**What is required:** List every line in this data where the string "University" occurs.

— START Data listing —

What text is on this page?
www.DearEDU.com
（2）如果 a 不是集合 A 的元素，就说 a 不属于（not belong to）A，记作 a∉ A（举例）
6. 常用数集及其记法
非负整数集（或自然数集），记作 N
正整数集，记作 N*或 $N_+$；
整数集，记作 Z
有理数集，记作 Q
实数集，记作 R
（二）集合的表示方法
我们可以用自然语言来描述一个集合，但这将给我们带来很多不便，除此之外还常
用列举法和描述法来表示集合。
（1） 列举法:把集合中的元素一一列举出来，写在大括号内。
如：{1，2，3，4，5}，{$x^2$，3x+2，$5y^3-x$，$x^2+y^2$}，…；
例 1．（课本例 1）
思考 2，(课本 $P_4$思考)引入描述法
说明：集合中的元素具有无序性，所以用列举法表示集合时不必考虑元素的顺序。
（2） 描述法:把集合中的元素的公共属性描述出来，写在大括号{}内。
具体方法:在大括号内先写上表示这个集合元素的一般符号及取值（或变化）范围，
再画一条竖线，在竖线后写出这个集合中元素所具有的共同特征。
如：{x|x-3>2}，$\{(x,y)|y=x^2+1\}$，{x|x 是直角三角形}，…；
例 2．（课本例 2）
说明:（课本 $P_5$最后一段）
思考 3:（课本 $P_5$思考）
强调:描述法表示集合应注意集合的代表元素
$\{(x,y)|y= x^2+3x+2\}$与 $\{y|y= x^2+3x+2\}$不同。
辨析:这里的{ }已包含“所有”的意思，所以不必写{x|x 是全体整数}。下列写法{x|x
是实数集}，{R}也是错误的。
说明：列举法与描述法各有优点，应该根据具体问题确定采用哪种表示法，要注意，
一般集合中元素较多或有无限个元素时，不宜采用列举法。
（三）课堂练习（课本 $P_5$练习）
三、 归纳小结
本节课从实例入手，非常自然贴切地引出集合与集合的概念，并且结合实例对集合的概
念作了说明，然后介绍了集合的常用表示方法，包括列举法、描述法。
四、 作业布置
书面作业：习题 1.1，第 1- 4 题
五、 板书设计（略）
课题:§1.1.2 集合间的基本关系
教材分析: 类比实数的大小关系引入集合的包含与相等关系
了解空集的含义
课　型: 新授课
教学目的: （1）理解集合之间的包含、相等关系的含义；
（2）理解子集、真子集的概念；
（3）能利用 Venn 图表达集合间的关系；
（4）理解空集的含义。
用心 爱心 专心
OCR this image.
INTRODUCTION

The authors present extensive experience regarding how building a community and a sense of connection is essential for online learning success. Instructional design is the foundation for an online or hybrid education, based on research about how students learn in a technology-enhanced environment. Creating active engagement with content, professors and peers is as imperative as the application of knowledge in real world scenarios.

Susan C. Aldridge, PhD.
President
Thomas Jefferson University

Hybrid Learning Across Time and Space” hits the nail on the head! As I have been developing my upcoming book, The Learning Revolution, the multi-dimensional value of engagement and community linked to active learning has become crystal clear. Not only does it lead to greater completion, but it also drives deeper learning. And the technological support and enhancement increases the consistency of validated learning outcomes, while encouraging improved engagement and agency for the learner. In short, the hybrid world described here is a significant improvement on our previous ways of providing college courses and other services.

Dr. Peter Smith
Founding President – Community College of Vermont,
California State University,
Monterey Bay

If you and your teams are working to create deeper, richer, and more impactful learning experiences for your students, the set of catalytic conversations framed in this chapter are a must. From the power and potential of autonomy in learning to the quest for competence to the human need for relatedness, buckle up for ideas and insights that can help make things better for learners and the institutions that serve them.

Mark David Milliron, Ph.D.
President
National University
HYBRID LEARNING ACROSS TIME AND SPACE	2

— END Data listing —

**Exercise answer:**
Thomas Jefferson University
California State University,
National University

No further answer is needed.